▸ Available data:
┄┄┄┄┄┄
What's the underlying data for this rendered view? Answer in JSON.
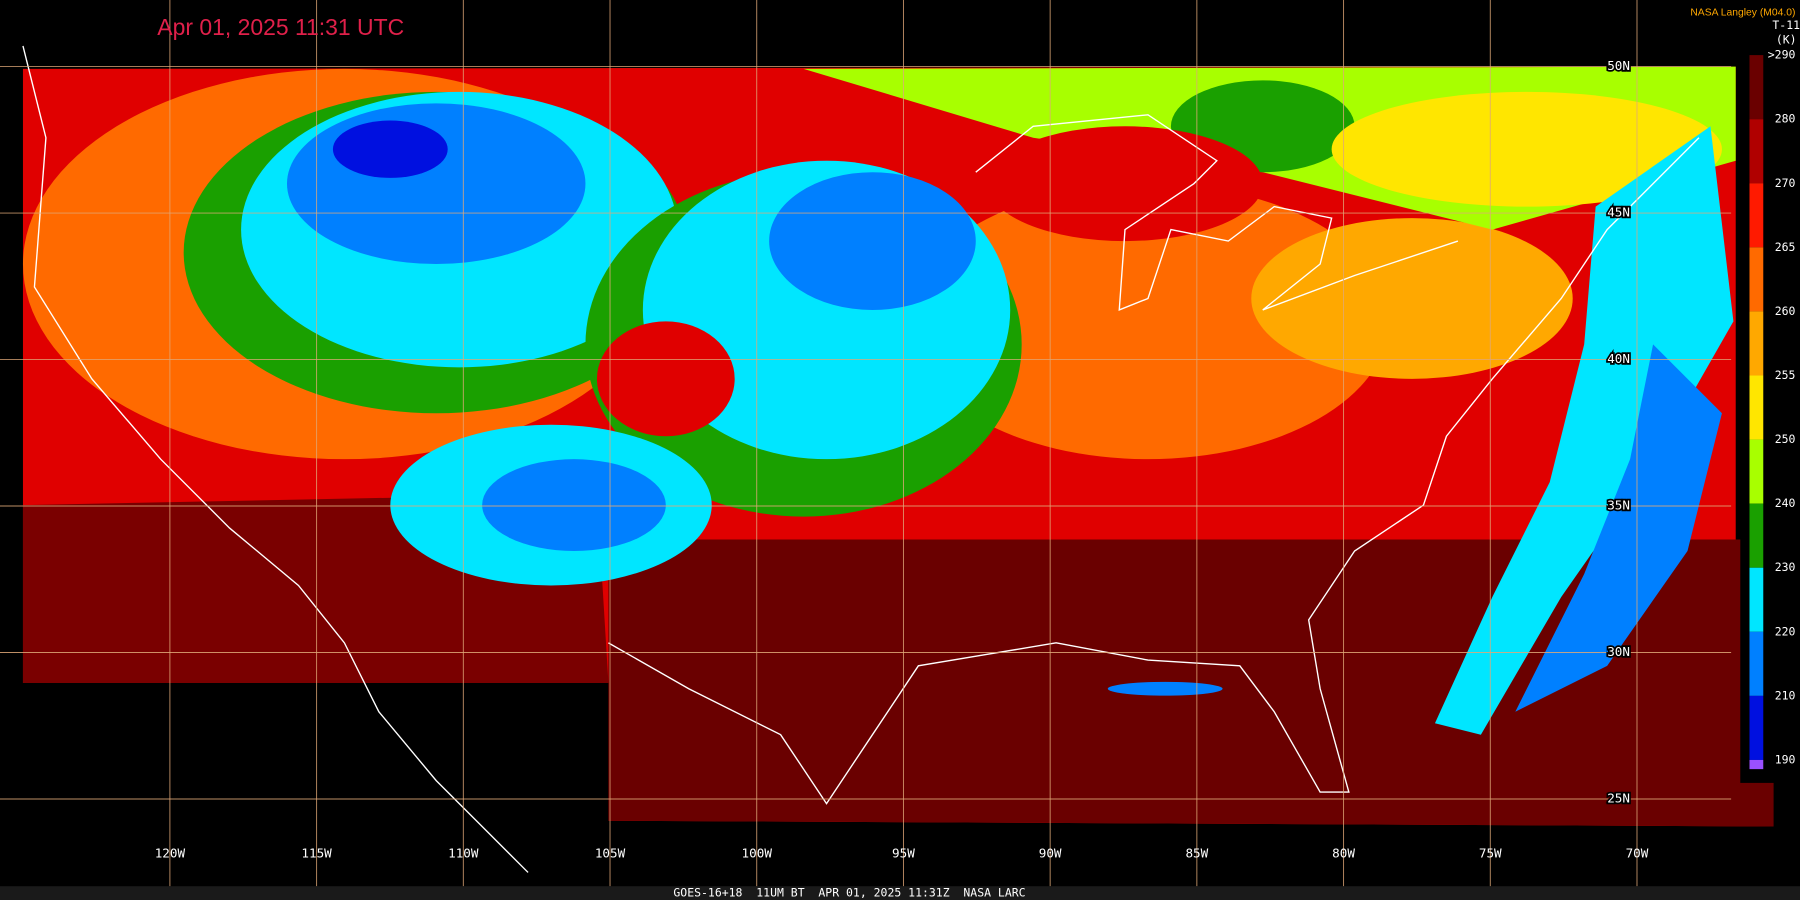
{
  "title": "Apr 01, 2025 11:31 UTC",
  "credit": "NASA Langley (M04.0)",
  "footer": "GOES-16+18  11UM BT  APR 01, 2025 11:31Z  NASA LARC",
  "longitudes": [
    "120W",
    "115W",
    "110W",
    "105W",
    "100W",
    "95W",
    "90W",
    "85W",
    "80W",
    "75W",
    "70W"
  ],
  "latitudes": [
    "50N",
    "45N",
    "40N",
    "35N",
    "30N",
    "25N"
  ],
  "colorbar": {
    "title": "T-11",
    "unit": "(K)",
    "labels": [
      ">290",
      "280",
      "270",
      "265",
      "260",
      "255",
      "250",
      "240",
      "230",
      "220",
      "210",
      "190"
    ],
    "colors": [
      "#6a0000",
      "#b00000",
      "#ff1a00",
      "#ff6a00",
      "#ffa800",
      "#ffe600",
      "#a8ff00",
      "#1aa000",
      "#00e6ff",
      "#0080ff",
      "#0010e0",
      "#9a50ff"
    ]
  }
}
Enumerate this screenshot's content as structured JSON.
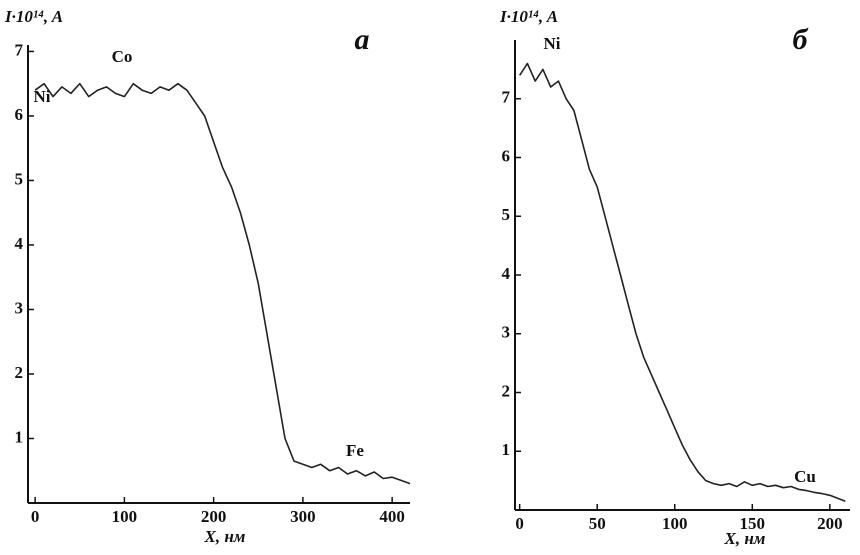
{
  "chart_data": [
    {
      "type": "line",
      "panel": "а",
      "ylabel": "I·10¹⁴, A",
      "xlabel": "X, нм",
      "annotations": [
        "Co",
        "Ni",
        "Fe"
      ],
      "color": "#222222",
      "x": [
        0,
        10,
        20,
        30,
        40,
        50,
        60,
        70,
        80,
        90,
        100,
        110,
        120,
        130,
        140,
        150,
        160,
        170,
        180,
        190,
        200,
        210,
        220,
        230,
        240,
        250,
        260,
        270,
        280,
        290,
        300,
        310,
        320,
        330,
        340,
        350,
        360,
        370,
        380,
        390,
        400,
        410,
        420
      ],
      "values": [
        6.4,
        6.5,
        6.3,
        6.45,
        6.35,
        6.5,
        6.3,
        6.4,
        6.45,
        6.35,
        6.3,
        6.5,
        6.4,
        6.35,
        6.45,
        6.4,
        6.5,
        6.4,
        6.2,
        6.0,
        5.6,
        5.2,
        4.9,
        4.5,
        4.0,
        3.4,
        2.6,
        1.8,
        1.0,
        0.65,
        0.6,
        0.55,
        0.6,
        0.5,
        0.55,
        0.45,
        0.5,
        0.42,
        0.48,
        0.38,
        0.4,
        0.35,
        0.3
      ],
      "xlim": [
        -8,
        420
      ],
      "ylim": [
        0,
        7.1
      ],
      "xticks": [
        0,
        100,
        200,
        300,
        400
      ],
      "yticks": [
        1,
        2,
        3,
        4,
        5,
        6,
        7
      ]
    },
    {
      "type": "line",
      "panel": "б",
      "ylabel": "I·10¹⁴, A",
      "xlabel": "X, нм",
      "annotations": [
        "Ni",
        "Cu"
      ],
      "color": "#222222",
      "x": [
        0,
        5,
        10,
        15,
        20,
        25,
        30,
        35,
        40,
        45,
        50,
        55,
        60,
        65,
        70,
        75,
        80,
        85,
        90,
        95,
        100,
        105,
        110,
        115,
        120,
        125,
        130,
        135,
        140,
        145,
        150,
        155,
        160,
        165,
        170,
        175,
        180,
        185,
        190,
        195,
        200,
        205,
        210
      ],
      "values": [
        7.4,
        7.6,
        7.3,
        7.5,
        7.2,
        7.3,
        7.0,
        6.8,
        6.3,
        5.8,
        5.5,
        5.0,
        4.5,
        4.0,
        3.5,
        3.0,
        2.6,
        2.3,
        2.0,
        1.7,
        1.4,
        1.1,
        0.85,
        0.65,
        0.5,
        0.45,
        0.42,
        0.45,
        0.4,
        0.48,
        0.42,
        0.45,
        0.4,
        0.42,
        0.38,
        0.4,
        0.35,
        0.33,
        0.3,
        0.28,
        0.25,
        0.2,
        0.15
      ],
      "xlim": [
        -3,
        213
      ],
      "ylim": [
        0,
        8
      ],
      "xticks": [
        0,
        50,
        100,
        150,
        200
      ],
      "yticks": [
        1,
        2,
        3,
        4,
        5,
        6,
        7
      ]
    }
  ]
}
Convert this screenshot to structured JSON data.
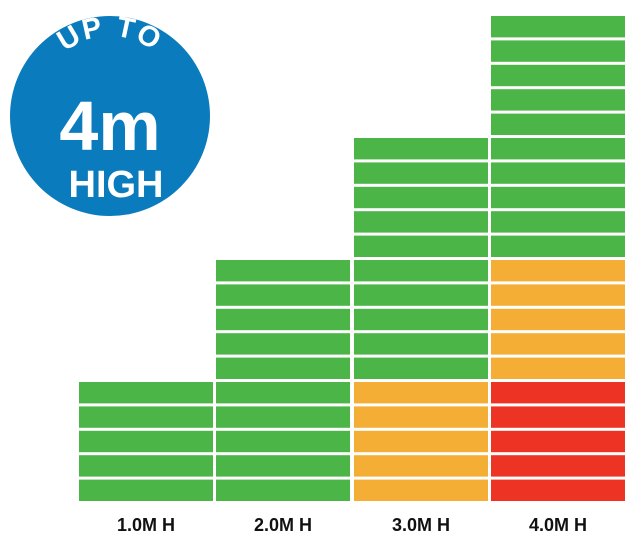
{
  "badge": {
    "line1": "UP TO",
    "line2": "4m",
    "line3": "HIGH",
    "color": "#0a7bbd"
  },
  "colors": {
    "green": "#4bb548",
    "orange": "#f4ae35",
    "red": "#ec3324",
    "divider": "#ffffff"
  },
  "columns": [
    {
      "label": "1.0M H",
      "segments": [
        "green",
        "green",
        "green",
        "green",
        "green"
      ]
    },
    {
      "label": "2.0M H",
      "segments": [
        "green",
        "green",
        "green",
        "green",
        "green",
        "green",
        "green",
        "green",
        "green",
        "green"
      ]
    },
    {
      "label": "3.0M H",
      "segments": [
        "orange",
        "orange",
        "orange",
        "orange",
        "orange",
        "green",
        "green",
        "green",
        "green",
        "green",
        "green",
        "green",
        "green",
        "green",
        "green"
      ]
    },
    {
      "label": "4.0M H",
      "segments": [
        "red",
        "red",
        "red",
        "red",
        "red",
        "orange",
        "orange",
        "orange",
        "orange",
        "orange",
        "green",
        "green",
        "green",
        "green",
        "green",
        "green",
        "green",
        "green",
        "green",
        "green"
      ]
    }
  ]
}
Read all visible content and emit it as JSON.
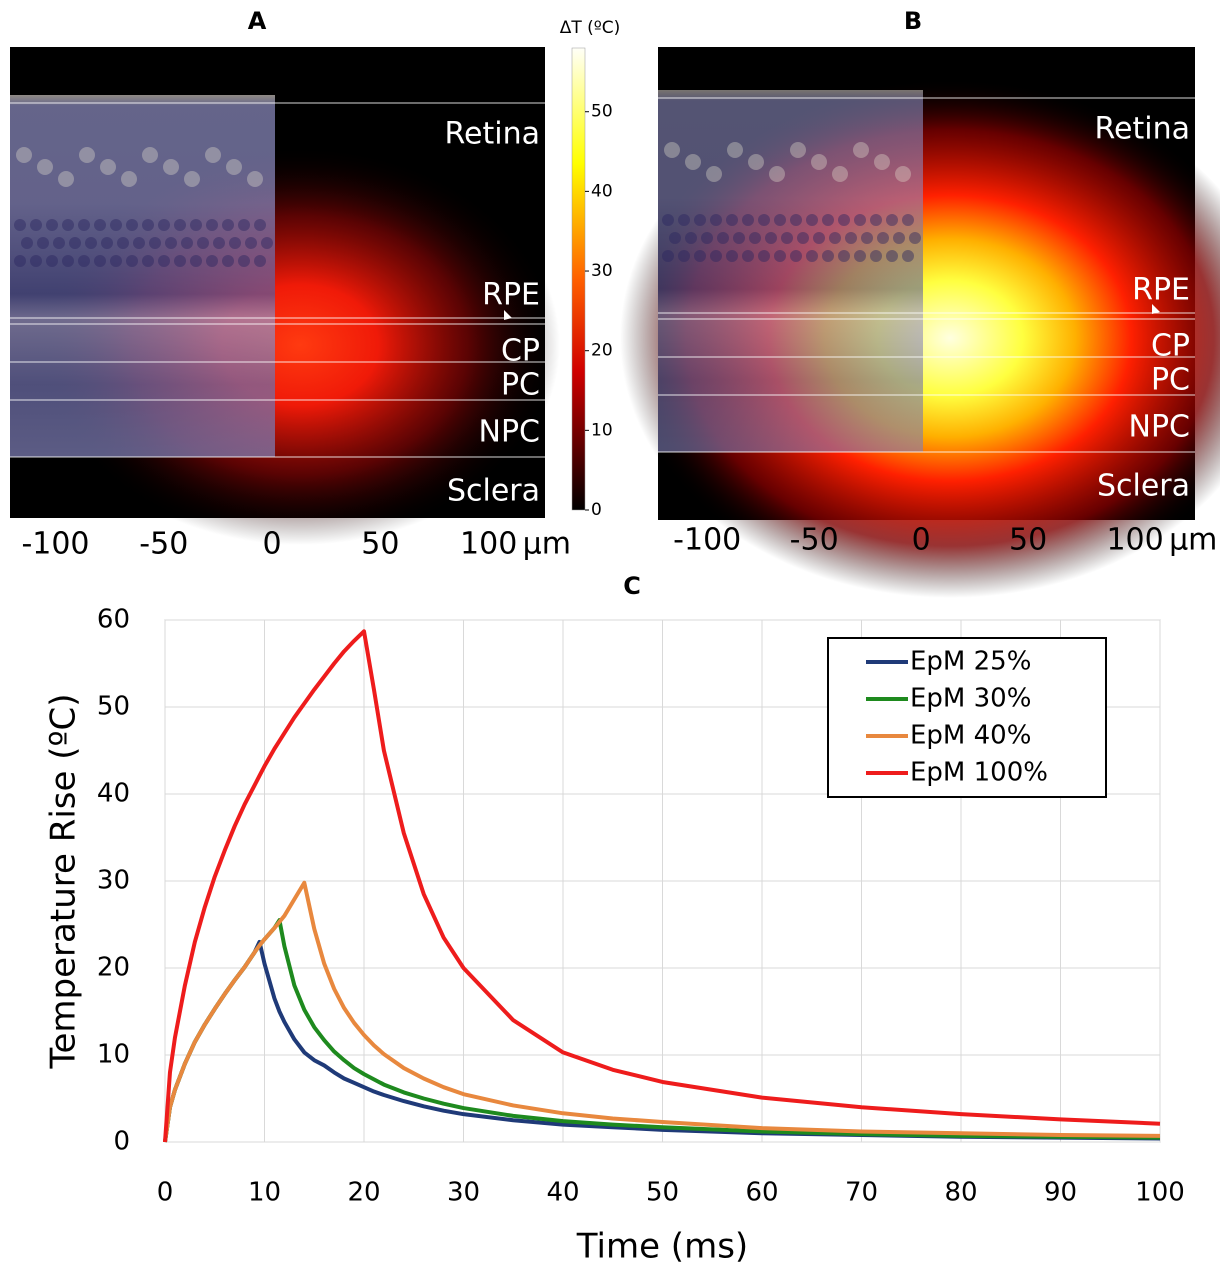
{
  "chart_data": [
    {
      "type": "heatmap",
      "title": "A",
      "layers": [
        "Retina",
        "RPE",
        "CP",
        "PC",
        "NPC",
        "Sclera"
      ],
      "xlim": [
        -121,
        126
      ],
      "xticks": [
        -100,
        -50,
        0,
        50,
        100
      ],
      "x_unit": "µm",
      "colorbar_label": "ΔT (ºC)",
      "clim": [
        0,
        58
      ],
      "cticks": [
        0,
        10,
        20,
        30,
        40,
        50
      ]
    },
    {
      "type": "heatmap",
      "title": "B",
      "layers": [
        "Retina",
        "RPE",
        "CP",
        "PC",
        "NPC",
        "Sclera"
      ],
      "xlim": [
        -123,
        128
      ],
      "xticks": [
        -100,
        -50,
        0,
        50,
        100
      ],
      "x_unit": "µm"
    },
    {
      "type": "line",
      "title": "C",
      "xlabel": "Time (ms)",
      "ylabel": "Temperature Rise (ºC)",
      "xlim": [
        0,
        100
      ],
      "ylim": [
        0,
        60
      ],
      "xticks": [
        0,
        10,
        20,
        30,
        40,
        50,
        60,
        70,
        80,
        90,
        100
      ],
      "yticks": [
        0,
        10,
        20,
        30,
        40,
        50,
        60
      ],
      "grid": true,
      "legend": "upper right",
      "x": [
        0,
        0.5,
        1,
        2,
        3,
        4,
        5,
        6,
        7,
        8,
        9,
        9.5,
        10,
        11,
        11.5,
        12,
        13,
        14,
        15,
        16,
        17,
        18,
        19,
        20,
        21,
        22,
        24,
        26,
        28,
        30,
        35,
        40,
        45,
        50,
        60,
        70,
        80,
        90,
        100
      ],
      "series": [
        {
          "name": "EpM 25%",
          "color": "#1f3a78",
          "values": [
            0,
            4,
            6,
            9,
            11.5,
            13.5,
            15.3,
            17,
            18.6,
            20.1,
            21.8,
            23,
            20.5,
            16.5,
            15,
            13.8,
            11.8,
            10.3,
            9.4,
            8.8,
            8,
            7.3,
            6.8,
            6.3,
            5.8,
            5.4,
            4.7,
            4.1,
            3.6,
            3.2,
            2.5,
            2.0,
            1.7,
            1.4,
            1.0,
            0.8,
            0.6,
            0.5,
            0.4
          ]
        },
        {
          "name": "EpM 30%",
          "color": "#1e8a1e",
          "values": [
            0,
            4,
            6,
            9,
            11.5,
            13.5,
            15.3,
            17,
            18.6,
            20.1,
            21.8,
            22.6,
            23.3,
            24.6,
            25.5,
            22.5,
            18,
            15.2,
            13.2,
            11.7,
            10.4,
            9.4,
            8.5,
            7.8,
            7.2,
            6.6,
            5.7,
            5,
            4.4,
            3.9,
            3,
            2.4,
            2,
            1.7,
            1.2,
            0.9,
            0.7,
            0.6,
            0.5
          ]
        },
        {
          "name": "EpM 40%",
          "color": "#e8883e",
          "values": [
            0,
            4,
            6,
            9,
            11.5,
            13.5,
            15.3,
            17,
            18.6,
            20.1,
            21.8,
            22.6,
            23.3,
            24.6,
            25.3,
            26,
            27.9,
            29.8,
            24.5,
            20.5,
            17.6,
            15.4,
            13.7,
            12.3,
            11.1,
            10.1,
            8.5,
            7.3,
            6.3,
            5.5,
            4.2,
            3.3,
            2.7,
            2.3,
            1.6,
            1.2,
            1,
            0.8,
            0.7
          ]
        },
        {
          "name": "EpM 100%",
          "color": "#ee1c1c",
          "values": [
            0,
            8,
            12,
            18,
            23,
            27,
            30.5,
            33.5,
            36.3,
            38.8,
            41,
            42.1,
            43.2,
            45.2,
            46.1,
            47,
            48.8,
            50.4,
            52,
            53.5,
            55,
            56.4,
            57.6,
            58.7,
            52,
            45,
            35.5,
            28.5,
            23.5,
            20,
            14,
            10.3,
            8.3,
            6.9,
            5.1,
            4,
            3.2,
            2.6,
            2.1
          ]
        }
      ]
    }
  ]
}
┄┄┄┄┄┄
▸ Task prompt:
Make a list of all lines in the data that contain "this".

▸ Exercise solution:
What's the underlying data for this rendered view? Answer in JSON.
Enumerate this screenshot's content as structured JSON.
Convert this screenshot to structured JSON data.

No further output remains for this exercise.